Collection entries
※ ※ ※

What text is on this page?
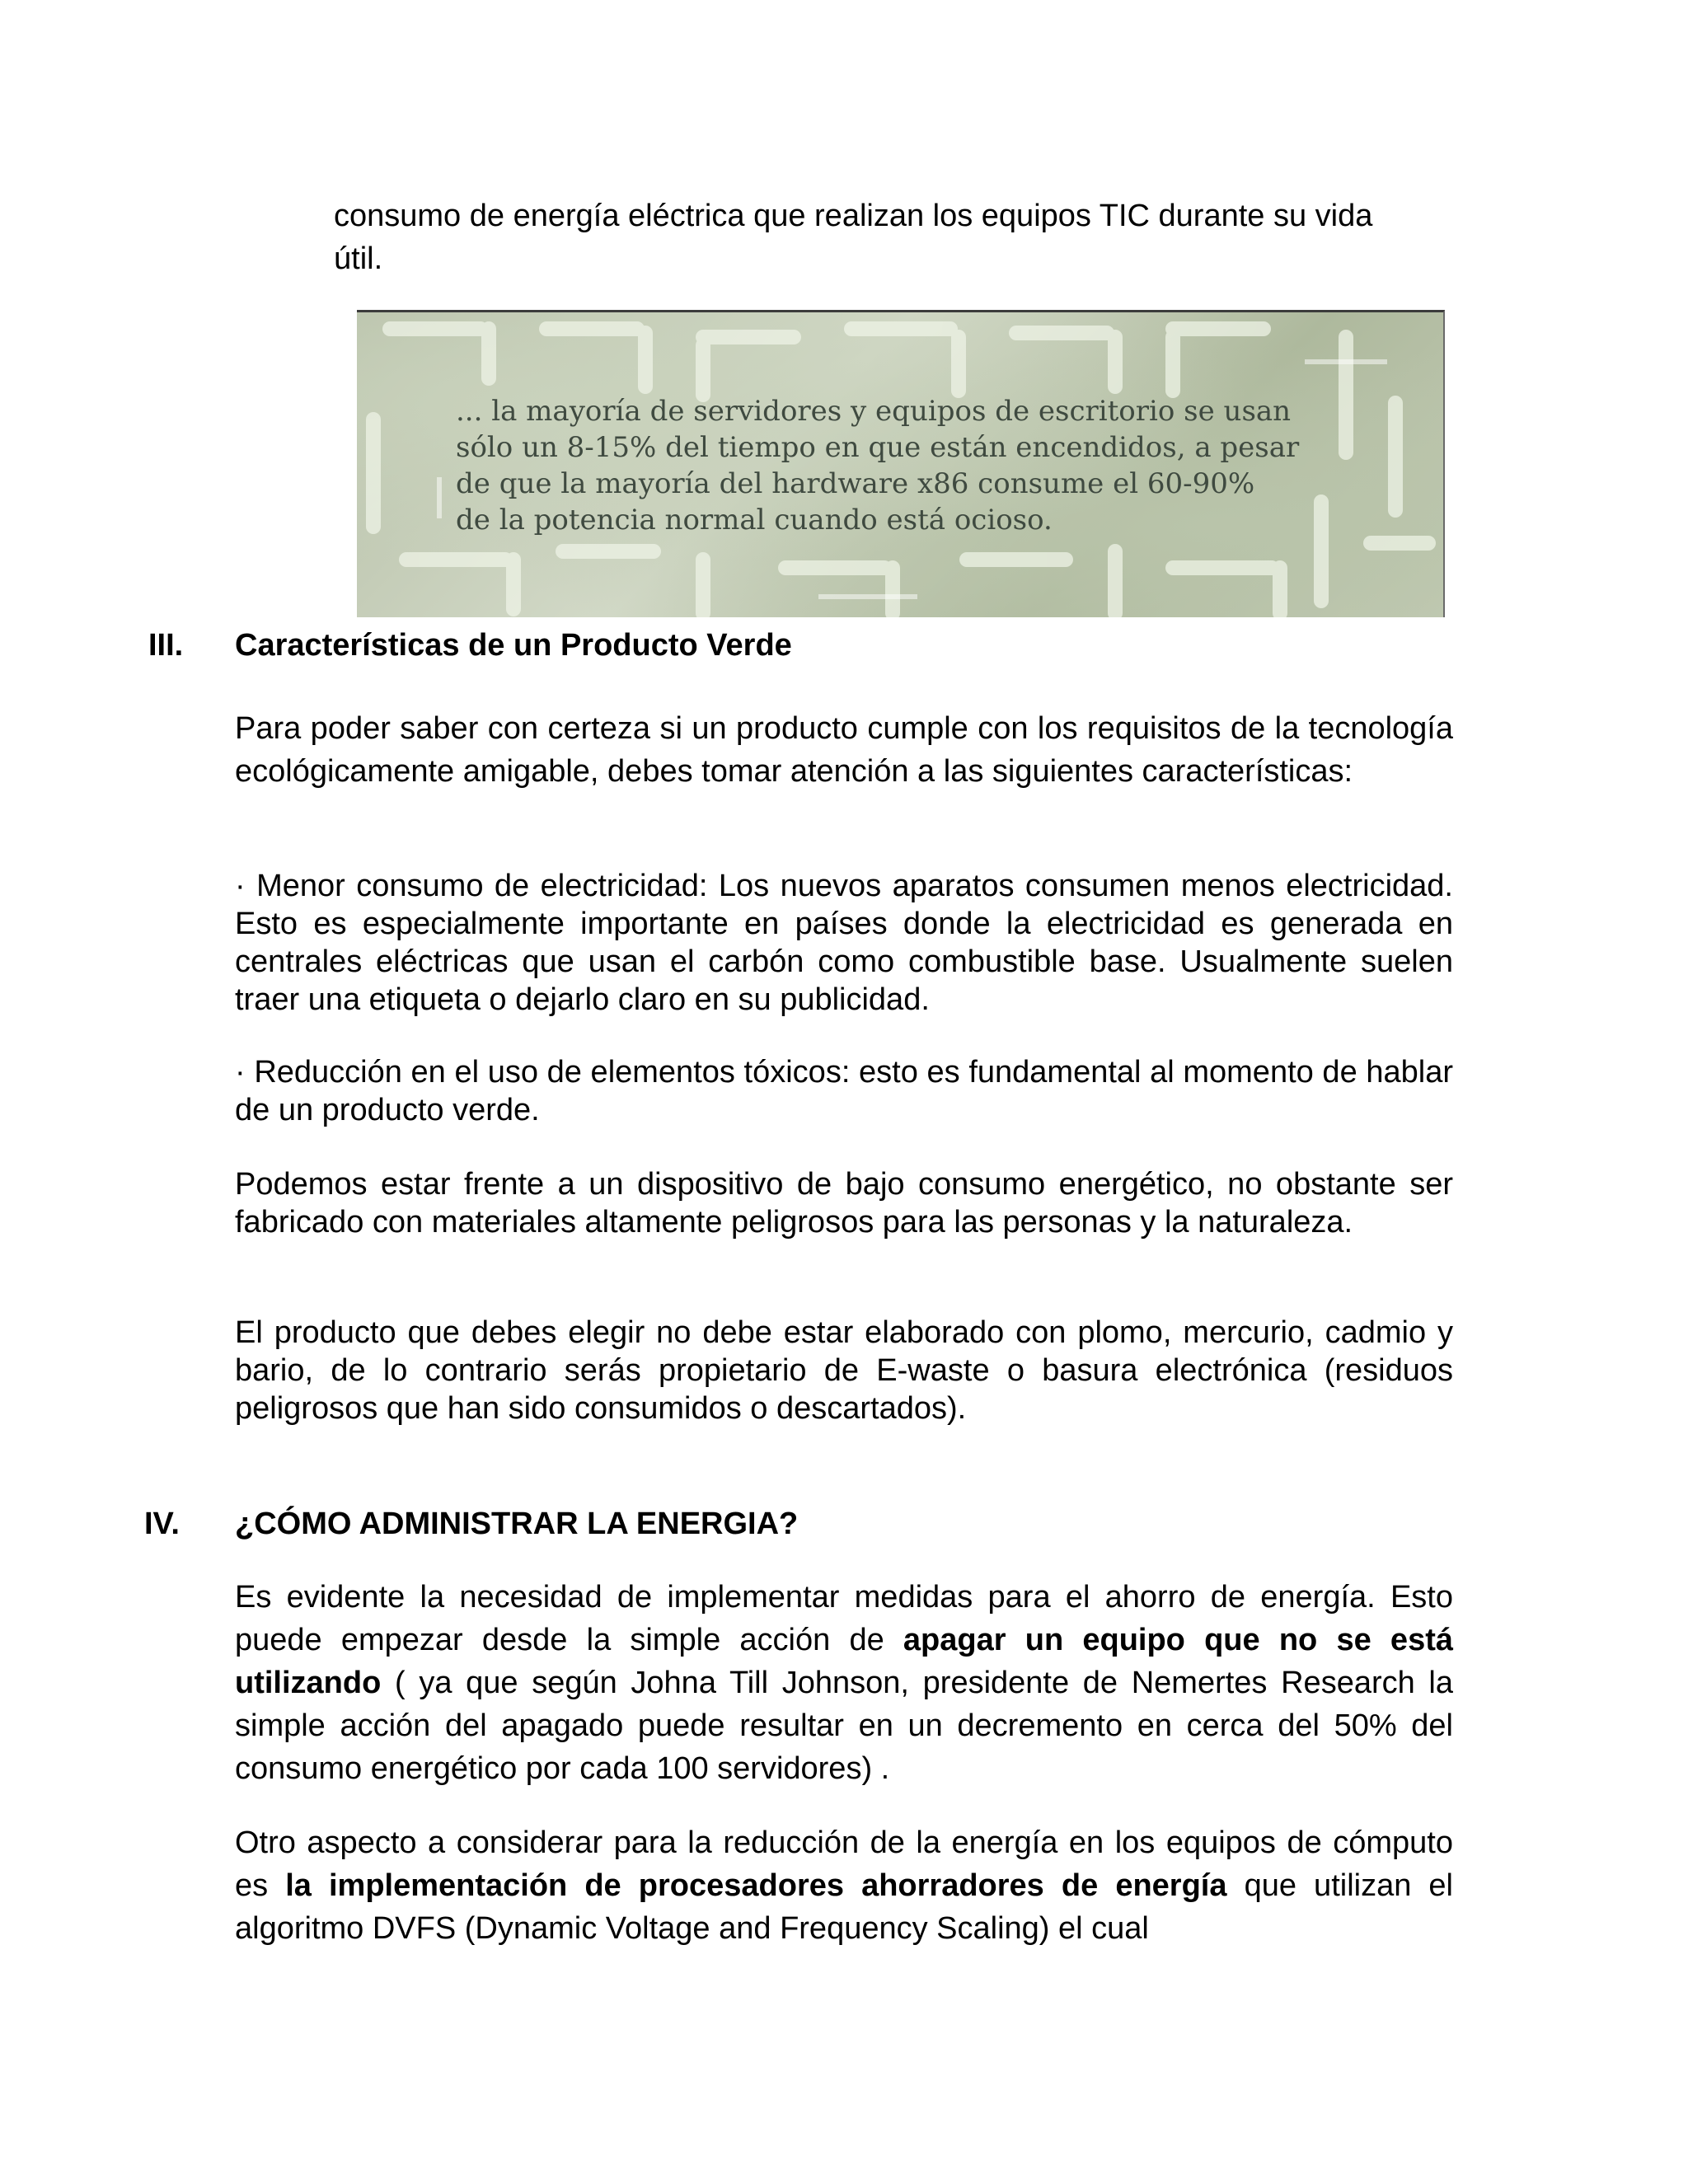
consumo de energía eléctrica que realizan los equipos TIC durante su vida

útil.

... la mayoría de servidores y equipos de escritorio se usan
sólo un 8-15% del tiempo en que están encendidos, a pesar
de que la mayoría del hardware x86 consume el 60-90%
de la potencia normal cuando está ocioso.

III. Características de un Producto Verde

Para poder saber con certeza si un producto cumple con los requisitos de la tecnología ecológicamente amigable, debes tomar atención a las siguientes características:

· Menor consumo de electricidad: Los nuevos aparatos consumen menos electricidad. Esto es especialmente importante en países donde la electricidad es generada en centrales eléctricas que usan el carbón como combustible base. Usualmente suelen traer una etiqueta o dejarlo claro en su publicidad.

· Reducción en el uso de elementos tóxicos: esto es fundamental al momento de hablar de un producto verde.

Podemos estar frente a un dispositivo de bajo consumo energético, no obstante ser fabricado con materiales altamente peligrosos para las personas y la naturaleza.

El producto que debes elegir no debe estar elaborado con plomo, mercurio, cadmio y bario, de lo contrario serás propietario de E-waste o basura electrónica (residuos peligrosos que han sido consumidos o descartados).

IV. ¿CÓMO ADMINISTRAR LA ENERGIA?

Es evidente la necesidad de implementar medidas para el ahorro de energía. Esto puede empezar desde la simple acción de apagar un equipo que no se está utilizando ( ya que según Johna Till Johnson, presidente de Nemertes Research la simple acción del apagado puede resultar en un decremento en cerca del 50% del consumo energético por cada 100 servidores) .

Otro aspecto a considerar para la reducción de la energía en los equipos de cómputo es la implementación de procesadores ahorradores de energía que utilizan el algoritmo DVFS (Dynamic Voltage and Frequency Scaling) el cual
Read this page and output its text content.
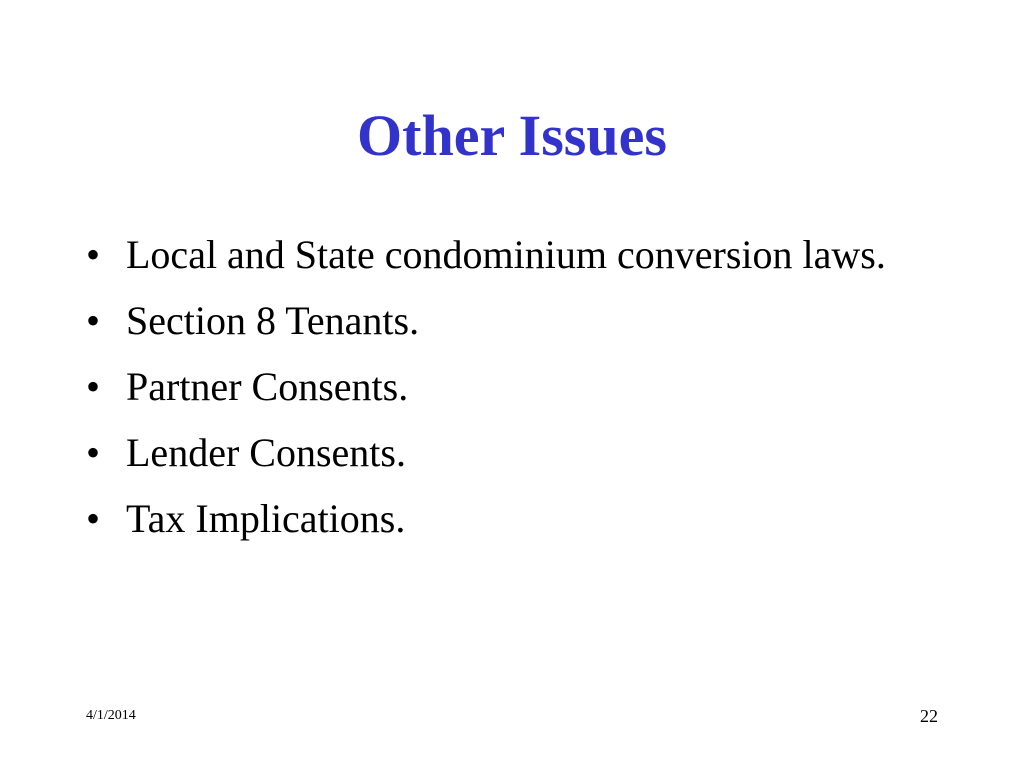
Other Issues
• Local and State condominium conversion laws.
• Section 8 Tenants.
• Partner Consents.
• Lender Consents.
• Tax Implications.
4/1/2014	22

※ ※ ※

● **GOAL**:
Return all lines of the material above in which the word "this" occurs.

● **EXERCISE SOLUTION**:
What text is on this page?
Read this page and output its text content.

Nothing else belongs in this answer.